**Stated task:**
Read the material below. Count the lines containing "Confirm" and give that count alone.

Dataset items:
______________________________

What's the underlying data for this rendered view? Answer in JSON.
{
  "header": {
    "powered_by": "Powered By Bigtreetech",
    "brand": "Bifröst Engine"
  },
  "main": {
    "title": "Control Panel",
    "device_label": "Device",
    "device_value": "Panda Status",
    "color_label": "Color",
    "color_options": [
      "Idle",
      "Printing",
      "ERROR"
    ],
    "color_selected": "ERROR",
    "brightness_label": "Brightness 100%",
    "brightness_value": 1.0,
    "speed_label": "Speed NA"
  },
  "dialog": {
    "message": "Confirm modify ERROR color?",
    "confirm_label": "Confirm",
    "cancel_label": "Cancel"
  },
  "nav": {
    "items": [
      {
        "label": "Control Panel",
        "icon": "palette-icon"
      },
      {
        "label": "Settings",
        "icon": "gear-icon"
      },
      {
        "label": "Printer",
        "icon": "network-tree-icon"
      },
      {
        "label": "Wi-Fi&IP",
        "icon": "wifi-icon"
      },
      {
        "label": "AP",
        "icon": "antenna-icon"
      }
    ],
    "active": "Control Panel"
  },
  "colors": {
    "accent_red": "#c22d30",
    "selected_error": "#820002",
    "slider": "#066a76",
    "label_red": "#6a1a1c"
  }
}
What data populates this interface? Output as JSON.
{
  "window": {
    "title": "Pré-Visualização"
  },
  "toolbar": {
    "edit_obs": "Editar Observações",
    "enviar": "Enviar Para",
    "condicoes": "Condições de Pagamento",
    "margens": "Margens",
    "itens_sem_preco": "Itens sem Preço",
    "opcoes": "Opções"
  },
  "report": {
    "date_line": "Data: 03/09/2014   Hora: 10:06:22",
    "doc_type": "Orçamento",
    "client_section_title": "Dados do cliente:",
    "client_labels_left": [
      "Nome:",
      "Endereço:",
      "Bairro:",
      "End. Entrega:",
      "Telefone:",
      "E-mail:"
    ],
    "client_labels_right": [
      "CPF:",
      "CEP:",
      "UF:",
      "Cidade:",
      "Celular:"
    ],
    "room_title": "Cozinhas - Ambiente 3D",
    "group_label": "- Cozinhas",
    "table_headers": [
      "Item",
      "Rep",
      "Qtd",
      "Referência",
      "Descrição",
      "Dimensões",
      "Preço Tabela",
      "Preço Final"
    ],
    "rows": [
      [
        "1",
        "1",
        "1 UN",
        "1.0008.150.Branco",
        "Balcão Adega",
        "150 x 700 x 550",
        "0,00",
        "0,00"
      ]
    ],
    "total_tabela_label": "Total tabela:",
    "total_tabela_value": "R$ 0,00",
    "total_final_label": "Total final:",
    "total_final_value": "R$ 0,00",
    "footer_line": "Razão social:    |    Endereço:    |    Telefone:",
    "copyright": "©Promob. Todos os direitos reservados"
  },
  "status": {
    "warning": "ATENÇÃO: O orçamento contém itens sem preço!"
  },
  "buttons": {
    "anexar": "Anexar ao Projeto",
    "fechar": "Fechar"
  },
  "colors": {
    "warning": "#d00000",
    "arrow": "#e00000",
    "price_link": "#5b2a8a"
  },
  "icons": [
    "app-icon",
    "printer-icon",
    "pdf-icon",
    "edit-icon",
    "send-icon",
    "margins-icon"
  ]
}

______________________________

**The result:**
2